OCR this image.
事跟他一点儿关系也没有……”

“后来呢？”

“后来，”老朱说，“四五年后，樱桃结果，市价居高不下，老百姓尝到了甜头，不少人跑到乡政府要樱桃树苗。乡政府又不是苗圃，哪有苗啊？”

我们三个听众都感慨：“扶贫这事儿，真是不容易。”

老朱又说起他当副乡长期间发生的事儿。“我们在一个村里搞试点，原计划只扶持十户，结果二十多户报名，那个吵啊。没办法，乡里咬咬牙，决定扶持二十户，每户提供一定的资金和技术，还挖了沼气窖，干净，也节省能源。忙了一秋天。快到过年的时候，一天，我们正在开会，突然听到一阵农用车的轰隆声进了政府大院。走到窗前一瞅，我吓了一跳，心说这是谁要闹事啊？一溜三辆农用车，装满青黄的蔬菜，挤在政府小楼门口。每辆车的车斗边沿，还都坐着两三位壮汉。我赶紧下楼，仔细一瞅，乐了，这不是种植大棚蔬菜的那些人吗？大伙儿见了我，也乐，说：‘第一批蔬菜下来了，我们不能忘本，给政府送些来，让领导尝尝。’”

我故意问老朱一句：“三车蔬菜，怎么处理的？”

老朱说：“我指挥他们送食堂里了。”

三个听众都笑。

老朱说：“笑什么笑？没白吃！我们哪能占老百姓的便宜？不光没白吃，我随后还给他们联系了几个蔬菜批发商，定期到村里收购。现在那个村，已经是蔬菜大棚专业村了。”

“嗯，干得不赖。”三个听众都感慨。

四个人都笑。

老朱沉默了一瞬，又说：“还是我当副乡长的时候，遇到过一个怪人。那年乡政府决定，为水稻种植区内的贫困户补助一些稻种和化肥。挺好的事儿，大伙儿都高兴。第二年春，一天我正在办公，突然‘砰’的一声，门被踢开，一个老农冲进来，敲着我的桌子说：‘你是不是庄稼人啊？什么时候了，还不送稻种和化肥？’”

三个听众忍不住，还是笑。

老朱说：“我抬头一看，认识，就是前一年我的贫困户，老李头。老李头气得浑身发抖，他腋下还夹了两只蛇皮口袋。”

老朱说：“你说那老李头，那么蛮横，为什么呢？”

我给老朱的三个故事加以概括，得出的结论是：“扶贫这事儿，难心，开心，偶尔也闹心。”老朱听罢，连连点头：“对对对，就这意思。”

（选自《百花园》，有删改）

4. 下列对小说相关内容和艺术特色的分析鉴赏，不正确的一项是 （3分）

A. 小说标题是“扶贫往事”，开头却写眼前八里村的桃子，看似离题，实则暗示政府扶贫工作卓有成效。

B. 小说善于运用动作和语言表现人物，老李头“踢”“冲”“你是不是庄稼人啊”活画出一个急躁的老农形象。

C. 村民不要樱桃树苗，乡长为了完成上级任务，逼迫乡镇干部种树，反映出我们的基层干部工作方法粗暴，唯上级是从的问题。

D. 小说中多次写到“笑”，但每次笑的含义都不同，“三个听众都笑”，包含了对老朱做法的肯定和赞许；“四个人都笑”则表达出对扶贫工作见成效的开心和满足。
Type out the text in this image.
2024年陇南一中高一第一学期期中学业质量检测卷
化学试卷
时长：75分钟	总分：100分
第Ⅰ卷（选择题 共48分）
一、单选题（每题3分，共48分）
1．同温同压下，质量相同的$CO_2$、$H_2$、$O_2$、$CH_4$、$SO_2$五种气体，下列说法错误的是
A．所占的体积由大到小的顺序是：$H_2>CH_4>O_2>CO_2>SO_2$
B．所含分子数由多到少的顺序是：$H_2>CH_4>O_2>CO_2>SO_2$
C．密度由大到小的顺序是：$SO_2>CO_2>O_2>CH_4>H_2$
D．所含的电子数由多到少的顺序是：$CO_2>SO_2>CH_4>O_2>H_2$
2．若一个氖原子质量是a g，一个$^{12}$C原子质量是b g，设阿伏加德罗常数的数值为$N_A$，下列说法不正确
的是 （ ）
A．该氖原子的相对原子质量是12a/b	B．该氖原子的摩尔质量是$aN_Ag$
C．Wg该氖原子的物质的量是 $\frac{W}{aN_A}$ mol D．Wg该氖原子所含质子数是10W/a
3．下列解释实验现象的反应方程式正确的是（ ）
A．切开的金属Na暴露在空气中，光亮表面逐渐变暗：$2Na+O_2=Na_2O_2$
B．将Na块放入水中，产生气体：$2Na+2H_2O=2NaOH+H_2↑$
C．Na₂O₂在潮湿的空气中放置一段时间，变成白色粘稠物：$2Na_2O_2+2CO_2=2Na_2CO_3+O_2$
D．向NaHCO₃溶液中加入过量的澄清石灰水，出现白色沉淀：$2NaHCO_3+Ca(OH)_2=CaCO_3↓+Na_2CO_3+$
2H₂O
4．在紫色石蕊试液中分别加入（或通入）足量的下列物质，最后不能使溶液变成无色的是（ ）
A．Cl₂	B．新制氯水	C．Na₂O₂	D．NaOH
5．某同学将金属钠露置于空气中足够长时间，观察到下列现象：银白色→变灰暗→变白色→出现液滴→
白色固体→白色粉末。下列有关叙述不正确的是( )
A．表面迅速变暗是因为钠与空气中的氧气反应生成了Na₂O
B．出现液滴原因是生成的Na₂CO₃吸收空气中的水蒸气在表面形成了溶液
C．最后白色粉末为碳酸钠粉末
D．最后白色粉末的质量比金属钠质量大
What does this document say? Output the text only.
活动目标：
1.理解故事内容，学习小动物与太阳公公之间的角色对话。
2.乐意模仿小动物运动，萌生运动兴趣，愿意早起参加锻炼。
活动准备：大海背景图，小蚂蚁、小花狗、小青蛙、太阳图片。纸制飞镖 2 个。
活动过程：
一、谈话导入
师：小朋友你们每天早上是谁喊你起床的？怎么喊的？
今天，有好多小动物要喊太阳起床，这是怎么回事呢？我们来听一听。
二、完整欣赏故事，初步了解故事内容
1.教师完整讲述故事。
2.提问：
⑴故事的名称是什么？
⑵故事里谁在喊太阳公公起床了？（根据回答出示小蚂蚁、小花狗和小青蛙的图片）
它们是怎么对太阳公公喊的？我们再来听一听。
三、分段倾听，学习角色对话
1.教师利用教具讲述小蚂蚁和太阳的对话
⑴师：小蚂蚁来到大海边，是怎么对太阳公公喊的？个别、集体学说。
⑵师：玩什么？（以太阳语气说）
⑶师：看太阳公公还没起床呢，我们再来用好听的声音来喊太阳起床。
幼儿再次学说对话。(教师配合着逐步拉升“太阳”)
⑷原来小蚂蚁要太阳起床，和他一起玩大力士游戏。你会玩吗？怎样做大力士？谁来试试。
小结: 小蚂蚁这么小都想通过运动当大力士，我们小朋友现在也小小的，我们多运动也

──────────────────────────────

## EXERCISE INSTRUCTIONS
Output an exact copy of the lines beginning at the one that holds "What does this" and running through the final line of the records.

## EXERCISE OUTPUT
What does this document say? Output the text only.
活动目标：
1.理解故事内容，学习小动物与太阳公公之间的角色对话。
2.乐意模仿小动物运动，萌生运动兴趣，愿意早起参加锻炼。
活动准备：大海背景图，小蚂蚁、小花狗、小青蛙、太阳图片。纸制飞镖 2 个。
活动过程：
一、谈话导入
师：小朋友你们每天早上是谁喊你起床的？怎么喊的？
今天，有好多小动物要喊太阳起床，这是怎么回事呢？我们来听一听。
二、完整欣赏故事，初步了解故事内容
1.教师完整讲述故事。
2.提问：
⑴故事的名称是什么？
⑵故事里谁在喊太阳公公起床了？（根据回答出示小蚂蚁、小花狗和小青蛙的图片）
它们是怎么对太阳公公喊的？我们再来听一听。
三、分段倾听，学习角色对话
1.教师利用教具讲述小蚂蚁和太阳的对话
⑴师：小蚂蚁来到大海边，是怎么对太阳公公喊的？个别、集体学说。
⑵师：玩什么？（以太阳语气说）
⑶师：看太阳公公还没起床呢，我们再来用好听的声音来喊太阳起床。
幼儿再次学说对话。(教师配合着逐步拉升“太阳”)
⑷原来小蚂蚁要太阳起床，和他一起玩大力士游戏。你会玩吗？怎样做大力士？谁来试试。
小结: 小蚂蚁这么小都想通过运动当大力士，我们小朋友现在也小小的，我们多运动也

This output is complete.